- **GIVEN EXERCISE**
Quote word for word from the line holding "Output the text content of this document." to the last line below, including both, and omit any pictures.

Data excerpts
***
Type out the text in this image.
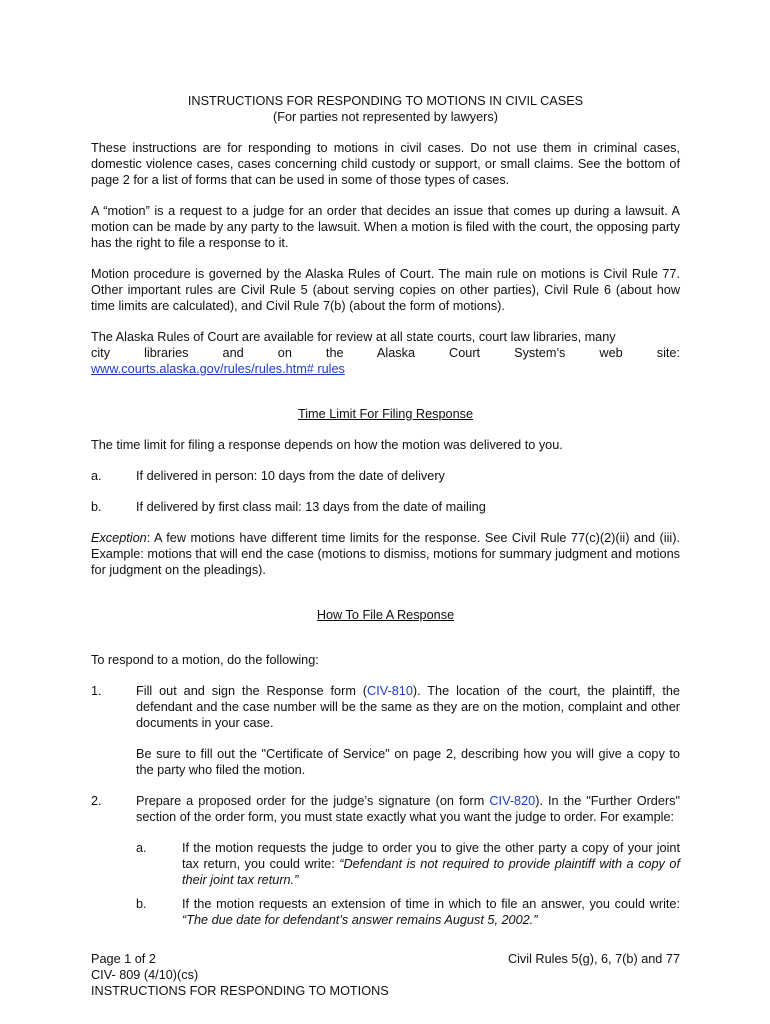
INSTRUCTIONS FOR RESPONDING TO MOTIONS IN CIVIL CASES
(For parties not represented by lawyers)

These instructions are for responding to motions in civil cases. Do not use them in criminal cases, domestic violence cases, cases concerning child custody or support, or small claims. See the bottom of page 2 for a list of forms that can be used in some of those types of cases.

A “motion” is a request to a judge for an order that decides an issue that comes up during a lawsuit. A motion can be made by any party to the lawsuit. When a motion is filed with the court, the opposing party has the right to file a response to it.

Motion procedure is governed by the Alaska Rules of Court. The main rule on motions is Civil Rule 77. Other important rules are Civil Rule 5 (about serving copies on other parties), Civil Rule 6 (about how time limits are calculated), and Civil Rule 7(b) (about the form of motions).

The Alaska Rules of Court are available for review at all state courts, court law libraries, many
city libraries and on the Alaska Court System’s web site:
www.courts.alaska.gov/rules/rules.htm# rules
Time Limit For Filing Response

The time limit for filing a response depends on how the motion was delivered to you.

a.	If delivered in person: 10 days from the date of delivery
b.	If delivered by first class mail: 13 days from the date of mailing

Exception: A few motions have different time limits for the response. See Civil Rule 77(c)(2)(ii) and (iii). Example: motions that will end the case (motions to dismiss, motions for summary judgment and motions for judgment on the pleadings).

How To File A Response

To respond to a motion, do the following:

1.	Fill out and sign the Response form (CIV-810). The location of the court, the plaintiff, the defendant and the case number will be the same as they are on the motion, complaint and other documents in your case.
Be sure to fill out the "Certificate of Service" on page 2, describing how you will give a copy to the party who filed the motion.
2.	Prepare a proposed order for the judge’s signature (on form CIV-820). In the "Further Orders" section of the order form, you must state exactly what you want the judge to order. For example:
a.	If the motion requests the judge to order you to give the other party a copy of your joint tax return, you could write: “Defendant is not required to provide plaintiff with a copy of their joint tax return.”
b.	If the motion requests an extension of time in which to file an answer, you could write: “The due date for defendant’s answer remains August 5, 2002.”
Page 1 of 2
CIV- 809 (4/10)(cs)
INSTRUCTIONS FOR RESPONDING TO MOTIONS
Civil Rules 5(g), 6, 7(b) and 77
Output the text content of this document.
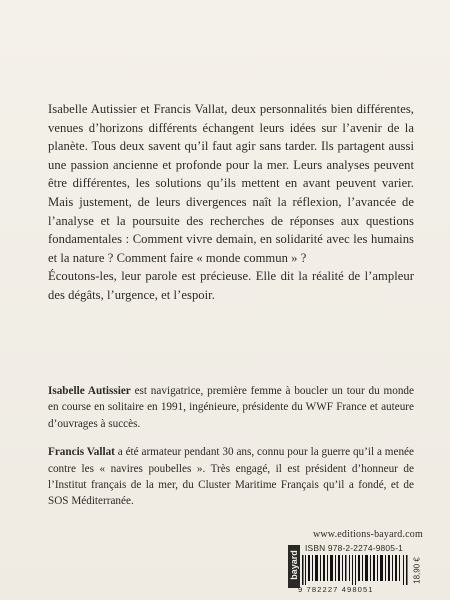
Isabelle Autissier et Francis Vallat, deux personnalités bien différentes, venues d’horizons différents échangent leurs idées sur l’avenir de la planète. Tous deux savent qu’il faut agir sans tarder. Ils partagent aussi une passion ancienne et profonde pour la mer. Leurs analyses peuvent être différentes, les solutions qu’ils mettent en avant peuvent varier. Mais justement, de leurs divergences naît la réflexion, l’avancée de l’analyse et la poursuite des recherches de réponses aux questions fondamentales : Comment vivre demain, en solidarité avec les humains et la nature ? Comment faire « monde commun » ?

Écoutons-les, leur parole est précieuse. Elle dit la réalité de l’ampleur des dégâts, l’urgence, et l’espoir.

Isabelle Autissier est navigatrice, première femme à boucler un tour du monde en course en solitaire en 1991, ingénieure, présidente du WWF France et auteure d’ouvrages à succès.

Francis Vallat a été armateur pendant 30 ans, connu pour la guerre qu’il a menée contre les « navires poubelles ». Très engagé, il est président d’honneur de l’Institut français de la mer, du Cluster Maritime Français qu’il a fondé, et de SOS Méditerranée.

www.editions-bayard.com
bayard
ISBN 978-2-2274-9805-1
9 782227 498051
18,90 €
***
- **FINISHED TASK**
Output the text content of this document.
Isabelle Autissier et Francis Vallat, deux personnalités bien différentes, venues d’horizons différents échangent leurs idées sur l’avenir de la planète. Tous deux savent qu’il faut agir sans tarder. Ils partagent aussi une passion ancienne et profonde pour la mer. Leurs analyses peuvent être différentes, les solutions qu’ils mettent en avant peuvent varier. Mais justement, de leurs divergences naît la réflexion, l’avancée de l’analyse et la poursuite des recherches de réponses aux questions fondamentales : Comment vivre demain, en solidarité avec les humains et la nature ? Comment faire « monde commun » ?

Écoutons-les, leur parole est précieuse. Elle dit la réalité de l’ampleur des dégâts, l’urgence, et l’espoir.

Isabelle Autissier est navigatrice, première femme à boucler un tour du monde en course en solitaire en 1991, ingénieure, présidente du WWF France et auteure d’ouvrages à succès.

Francis Vallat a été armateur pendant 30 ans, connu pour la guerre qu’il a menée contre les « navires poubelles ». Très engagé, il est président d’honneur de l’Institut français de la mer, du Cluster Maritime Français qu’il a fondé, et de SOS Méditerranée.

www.editions-bayard.com
bayard
ISBN 978-2-2274-9805-1
9 782227 498051
18,90 €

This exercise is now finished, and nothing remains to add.